> Selected extract
On 08/21/2017 09:12 PM, Dutch Ingraham wrote:
> For example, Fedora (and Gentoo,
> etc. )
> also installs glibc for both 32- and 64-bit on the same machine, but
> they have not
> relocated these header files.  So are you saying this was just Debian's
> method
> of solving the multi-arch issue, and other distributions solved in some
> other way?

Other distributions' support for multiple architectures is limited to
32bit and 64bit of the same fundamental CPU - for example 32bit and
64bit Intel/AMD CPUs. In these cases the header files that are
installed have traditionally been the same (just with #ifdef in them
for things that differ). What you can't do on those distributions is
install packages from foreign architectures on your local system;
for example you can't install a library for ARM on a system with
Intel/AMD CPUs on those systems.

Debian and Ubuntu decided to go a more thorough route here: instead
of just supporting the parallel installation of 32bit and 64bit
packages they decided to fully support the installation of packages
from arbitrary architectures. This means that instead of having
/usr/lib32 and /usr/lib64, you have /usr/lib/ARCH (where ARCH is
the triplet that specifies the architecture, for example
x86_64-linux-gnu or arm-linux-gnueabihf) and /usr/include/ARCH.
Libraries themselves should not be installed in /usr/lib directly
anymore (and most libraries have already moved to /usr/lib/ARCH,
but some packages haven't yet), while /usr/include (without ARCH)
does still have a purpose: for those headers where the architecture
doesn't play a role at all. Architecture-dependent headers should
go into /usr/include/ARCH instead though. The compiler and linker
are configured in such a way that they'll look in _both_ directories
by default (with a preference for the ARCH directory) when searching
for header files and libraries.

Now it might seem strange to do this, as you can't natively run an
ARM application on an Intel/AMD CPU (you'd need an emulator for
that, though there are such things for binaries alone, take a look
at qemu-user for that), but there are other benefits to this scheme:

 - You can use this scheme to cross-compile to other architectures.

> Information shown
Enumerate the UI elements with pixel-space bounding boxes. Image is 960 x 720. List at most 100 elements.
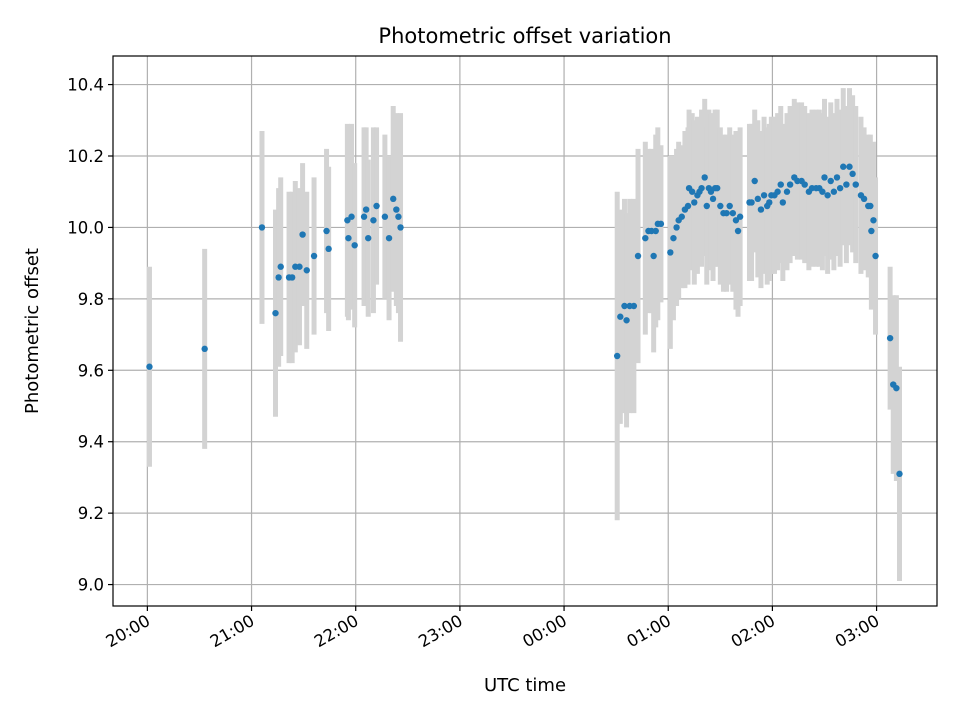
- data-point: [783, 188, 791, 195]
- data-point: [713, 184, 721, 192]
- data-point: [734, 227, 742, 235]
- y-tick-label: 9.4: [78, 433, 104, 452]
- data-point: [348, 213, 355, 220]
- data-point: [726, 202, 733, 210]
- data-point: [373, 202, 380, 210]
- data-point: [896, 470, 903, 478]
- data-point: [652, 227, 659, 235]
- data-point: [275, 274, 282, 281]
- data-point: [201, 345, 208, 353]
- y-tick-label: 10.2: [67, 147, 104, 166]
- data-point: [729, 209, 737, 217]
- data-point: [843, 181, 850, 188]
- data-point: [751, 177, 758, 185]
- chart-title: Photometric offset variation: [378, 24, 671, 48]
- data-point: [613, 352, 621, 360]
- data-point: [886, 334, 894, 342]
- data-point: [296, 263, 303, 270]
- data-point: [779, 199, 787, 206]
- data-point: [381, 213, 389, 220]
- data-point: [673, 224, 680, 231]
- data-point: [325, 245, 332, 253]
- data-point: [310, 252, 318, 260]
- x-axis-label: UTC time: [484, 675, 566, 696]
- y-tick-label: 9.8: [78, 290, 104, 309]
- data-point: [732, 217, 740, 224]
- data-point: [846, 163, 853, 170]
- data-point: [617, 313, 624, 320]
- data-point: [836, 184, 844, 192]
- data-point: [393, 206, 400, 213]
- data-point: [691, 199, 698, 206]
- data-point: [819, 188, 826, 195]
- data-point: [634, 252, 642, 260]
- data-point: [723, 209, 730, 217]
- data-point: [801, 181, 808, 188]
- data-point: [717, 202, 724, 210]
- data-point: [748, 199, 755, 206]
- data-point: [872, 252, 879, 260]
- data-point: [390, 195, 397, 203]
- data-point: [365, 234, 372, 242]
- data-point: [670, 234, 677, 242]
- data-point: [630, 302, 638, 310]
- y-axis-label: Photometric offset: [22, 248, 43, 414]
- data-point: [272, 309, 279, 317]
- grid-lines: [113, 56, 937, 606]
- data-point: [299, 231, 306, 238]
- data-point: [370, 217, 377, 224]
- data-point: [821, 174, 828, 181]
- data-point: [623, 317, 630, 324]
- data-point: [830, 188, 838, 195]
- data-point: [621, 302, 628, 310]
- data-point: [146, 363, 153, 370]
- data-point: [362, 206, 370, 213]
- data-point: [344, 217, 351, 224]
- data-point: [736, 213, 744, 220]
- data-point: [360, 213, 368, 220]
- y-tick-label: 10.0: [67, 218, 104, 237]
- data-point: [867, 202, 874, 210]
- data-point: [351, 242, 358, 249]
- data-point: [840, 163, 847, 170]
- data-point: [774, 188, 781, 195]
- y-tick-label: 10.4: [67, 76, 104, 95]
- data-point: [827, 177, 834, 185]
- data-point: [667, 249, 674, 256]
- data-point: [786, 181, 794, 188]
- data-point: [703, 202, 710, 210]
- data-point: [698, 184, 705, 192]
- y-tick-label: 9.0: [78, 576, 104, 595]
- data-point: [701, 174, 708, 181]
- plot-area-frame: [112, 55, 938, 607]
- data-point: [688, 188, 696, 195]
- y-axis-ticks: 9.0 9.2 9.4 9.6 9.8 10.0 10.2 10.4: [67, 76, 113, 595]
- data-point: [766, 199, 773, 206]
- data-point: [760, 192, 768, 199]
- data-point: [870, 217, 877, 224]
- data-point: [345, 234, 352, 242]
- data-points: [146, 163, 903, 478]
- data-point: [657, 220, 665, 228]
- y-tick-label: 9.2: [78, 504, 104, 523]
- data-point: [678, 213, 685, 220]
- data-point: [277, 263, 284, 270]
- data-point: [395, 213, 402, 220]
- data-point: [868, 227, 875, 235]
- data-point: [852, 181, 859, 188]
- data-point: [707, 188, 715, 195]
- data-point: [684, 202, 692, 210]
- data-point: [709, 195, 717, 203]
- data-point: [642, 234, 649, 242]
- data-point: [893, 384, 900, 392]
- data-point: [849, 170, 856, 178]
- data-point: [258, 224, 266, 231]
- data-point: [833, 174, 841, 181]
- data-point: [303, 267, 310, 274]
- data-point: [323, 227, 330, 235]
- data-point: [777, 181, 784, 188]
- data-point: [385, 234, 393, 242]
- data-point: [860, 195, 868, 203]
- data-point: [757, 206, 765, 213]
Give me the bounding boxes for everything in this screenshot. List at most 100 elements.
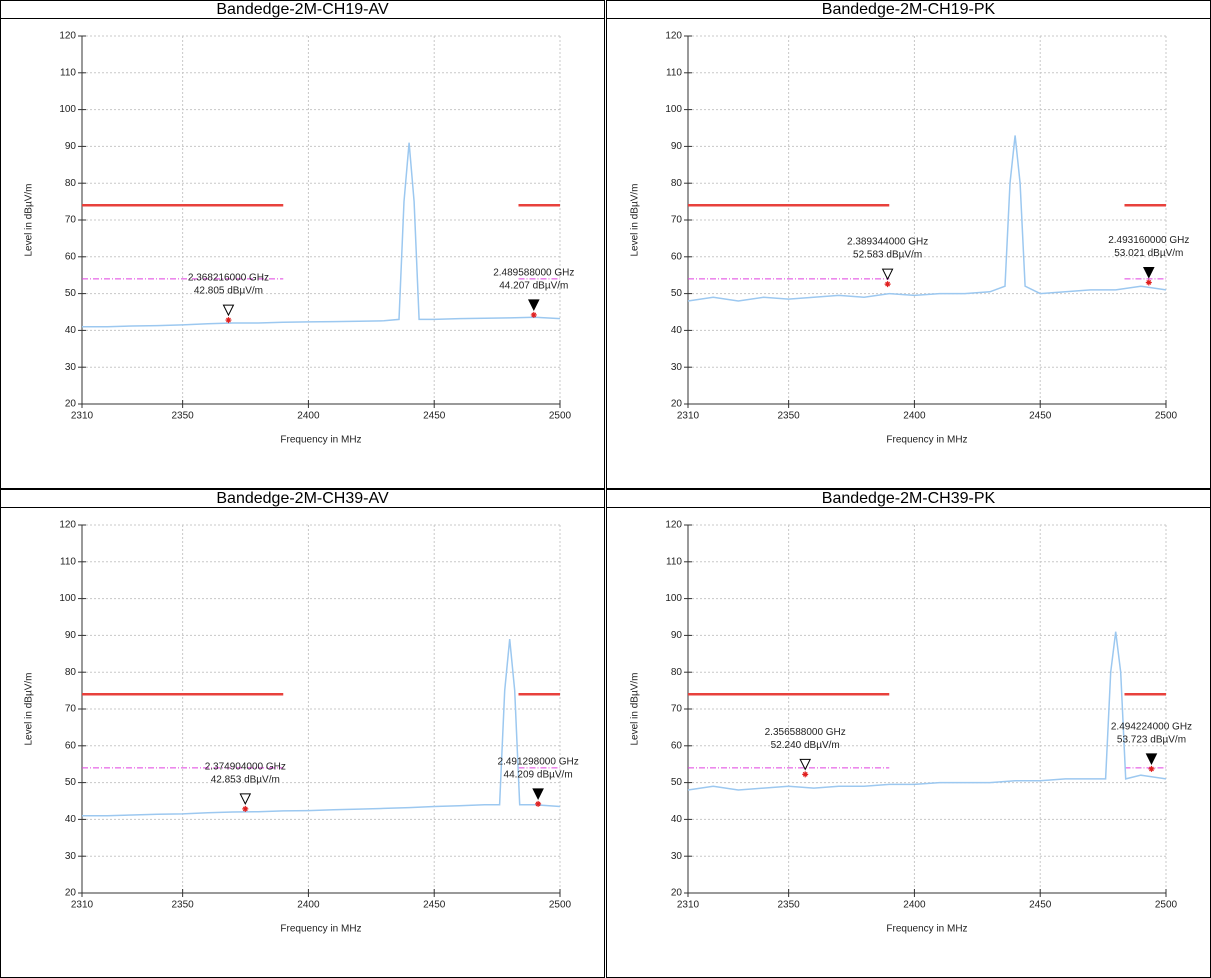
y-tick-label: 80 [671, 667, 683, 678]
y-tick-label: 90 [671, 630, 683, 641]
y-tick-label: 40 [65, 814, 77, 825]
x-tick-label: 2500 [1155, 411, 1178, 422]
x-tick-label: 2450 [1029, 900, 1052, 911]
trace [82, 142, 561, 328]
y-tick-label: 30 [65, 362, 77, 373]
x-tick-label: 2400 [297, 411, 320, 422]
y-tick-label: 50 [65, 288, 77, 299]
x-axis-label: Frequency in MHz [886, 924, 967, 935]
y-tick-label: 100 [59, 104, 76, 115]
y-tick-label: 60 [671, 740, 683, 751]
trace [82, 639, 561, 817]
chart-title: Bandedge-2M-CH19-AV [0, 0, 605, 19]
chart: 20 30 40 50 60 70 80 90 100 110 120 2310 2350 2400 245… [24, 31, 575, 446]
y-tick-label: 90 [65, 630, 77, 641]
y-axis-label: Level in dBµV/m [24, 183, 35, 256]
y-tick-label: 70 [65, 704, 77, 715]
y-tick-label: 110 [60, 556, 76, 567]
marker-freq-label: 2.491298000 GHz [498, 757, 579, 768]
y-tick-label: 80 [65, 178, 77, 189]
y-tick-label: 70 [671, 215, 683, 226]
marker-point [884, 281, 891, 288]
x-tick-label: 2400 [903, 900, 926, 911]
chart-cell: 20 30 40 50 60 70 80 90 100 110 120 2310 2350 2400 245… [0, 508, 605, 978]
marker-level-label: 42.805 dBµV/m [194, 286, 263, 297]
marker-point [530, 311, 537, 318]
x-tick-label: 2310 [677, 900, 700, 911]
y-axis-label: Level in dBµV/m [24, 672, 35, 745]
marker-point [225, 317, 232, 324]
x-tick-label: 2310 [71, 411, 94, 422]
chart: 20 30 40 50 60 70 80 90 100 110 120 2310 2350 2400 245… [630, 31, 1190, 446]
y-tick-label: 60 [671, 251, 683, 262]
y-tick-label: 80 [65, 667, 77, 678]
x-tick-label: 2350 [778, 411, 801, 422]
marker-freq-label: 2.489588000 GHz [493, 268, 574, 279]
marker-level-label: 53.723 dBµV/m [1117, 735, 1186, 746]
marker-freq-label: 2.368216000 GHz [188, 273, 269, 284]
x-axis-label: Frequency in MHz [280, 435, 361, 446]
chart-title: Bandedge-2M-CH39-PK [606, 489, 1211, 508]
trace [687, 135, 1167, 302]
marker-triangle [239, 793, 252, 806]
marker-freq-label: 2.356588000 GHz [765, 727, 846, 738]
y-tick-label: 20 [65, 399, 77, 410]
y-tick-label: 50 [671, 777, 683, 788]
y-tick-label: 60 [65, 740, 77, 751]
x-axis-label: Frequency in MHz [886, 435, 967, 446]
marker-freq-label: 2.389344000 GHz [847, 237, 928, 248]
marker-freq-label: 2.493160000 GHz [1108, 235, 1189, 246]
x-tick-label: 2450 [1029, 411, 1052, 422]
y-tick-label: 80 [671, 178, 683, 189]
y-tick-label: 30 [671, 851, 683, 862]
marker-point [802, 771, 809, 778]
marker-point [242, 805, 249, 812]
x-tick-label: 2500 [549, 900, 572, 911]
y-tick-label: 50 [65, 777, 77, 788]
chart-title: Bandedge-2M-CH19-PK [606, 0, 1211, 19]
marker-level-label: 52.240 dBµV/m [771, 740, 840, 751]
y-tick-label: 120 [665, 520, 682, 531]
marker-level-label: 44.209 dBµV/m [504, 770, 573, 781]
y-axis-label: Level in dBµV/m [630, 672, 641, 745]
marker-level-label: 52.583 dBµV/m [853, 250, 922, 261]
marker-triangle [222, 304, 235, 317]
y-tick-label: 90 [65, 141, 77, 152]
y-tick-label: 100 [665, 104, 682, 115]
y-tick-label: 20 [671, 399, 683, 410]
marker-freq-label: 2.374904000 GHz [205, 762, 286, 773]
y-tick-label: 60 [65, 251, 77, 262]
x-tick-label: 2400 [297, 900, 320, 911]
y-tick-label: 70 [65, 215, 77, 226]
y-tick-label: 20 [65, 888, 77, 899]
y-tick-label: 110 [666, 556, 682, 567]
x-tick-label: 2500 [1155, 900, 1178, 911]
x-tick-label: 2450 [423, 411, 446, 422]
y-tick-label: 40 [671, 814, 683, 825]
x-tick-label: 2310 [677, 411, 700, 422]
marker-point [535, 800, 542, 807]
x-tick-label: 2350 [778, 900, 801, 911]
y-tick-label: 120 [59, 520, 76, 531]
y-tick-label: 120 [665, 31, 682, 42]
marker-level-label: 42.853 dBµV/m [211, 775, 280, 786]
y-tick-label: 40 [65, 325, 77, 336]
y-tick-label: 50 [671, 288, 683, 299]
x-tick-label: 2350 [172, 900, 195, 911]
chart-cell: 20 30 40 50 60 70 80 90 100 110 120 2310 2350 2400 245… [0, 19, 605, 489]
y-tick-label: 70 [671, 704, 683, 715]
y-tick-label: 90 [671, 141, 683, 152]
x-tick-label: 2310 [71, 900, 94, 911]
marker-level-label: 53.021 dBµV/m [1114, 248, 1183, 259]
chart-cell: 20 30 40 50 60 70 80 90 100 110 120 2310 2350 2400 245… [606, 508, 1211, 978]
chart: 20 30 40 50 60 70 80 90 100 110 120 2310 2350 2400 245… [630, 520, 1192, 935]
chart: 20 30 40 50 60 70 80 90 100 110 120 2310 2350 2400 245… [24, 520, 579, 935]
marker-freq-label: 2.494224000 GHz [1111, 722, 1192, 733]
y-tick-label: 30 [65, 851, 77, 862]
marker-point [1148, 765, 1155, 772]
x-tick-label: 2350 [172, 411, 195, 422]
marker-level-label: 44.207 dBµV/m [499, 281, 568, 292]
y-tick-label: 110 [60, 67, 76, 78]
y-tick-label: 110 [666, 67, 682, 78]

> Instructions
1. Return the part of the multiarch message that begins at the words "Other distributions' support" and stops after "on those systems.", copied word for word.
2. In the rows, begin at the line that has "- data-point: [783, 188, 791, 195]" and stop after the line that has "- data-point: [201, 345, 208, 353]". Give back only those lines with "data-point" replaced by "point" and everything else unchanged.
The rows are unrelated to the multiarch message.

> Final results
1.
Other distributions' support for multiple architectures is limited to
32bit and 64bit of the same fundamental CPU - for example 32bit and
64bit Intel/AMD CPUs. In these cases the header files that are
installed have traditionally been the same (just with #ifdef in them
for things that differ). What you can't do on those distributions is
install packages from foreign architectures on your local system;
for example you can't install a library for ARM on a system with
Intel/AMD CPUs on those systems.

2.
- point: [783, 188, 791, 195]
- point: [713, 184, 721, 192]
- point: [734, 227, 742, 235]
- y-tick-label: 9.4: [78, 433, 104, 452]
- point: [348, 213, 355, 220]
- point: [726, 202, 733, 210]
- point: [373, 202, 380, 210]
- point: [896, 470, 903, 478]
- point: [652, 227, 659, 235]
- point: [275, 274, 282, 281]
- point: [201, 345, 208, 353]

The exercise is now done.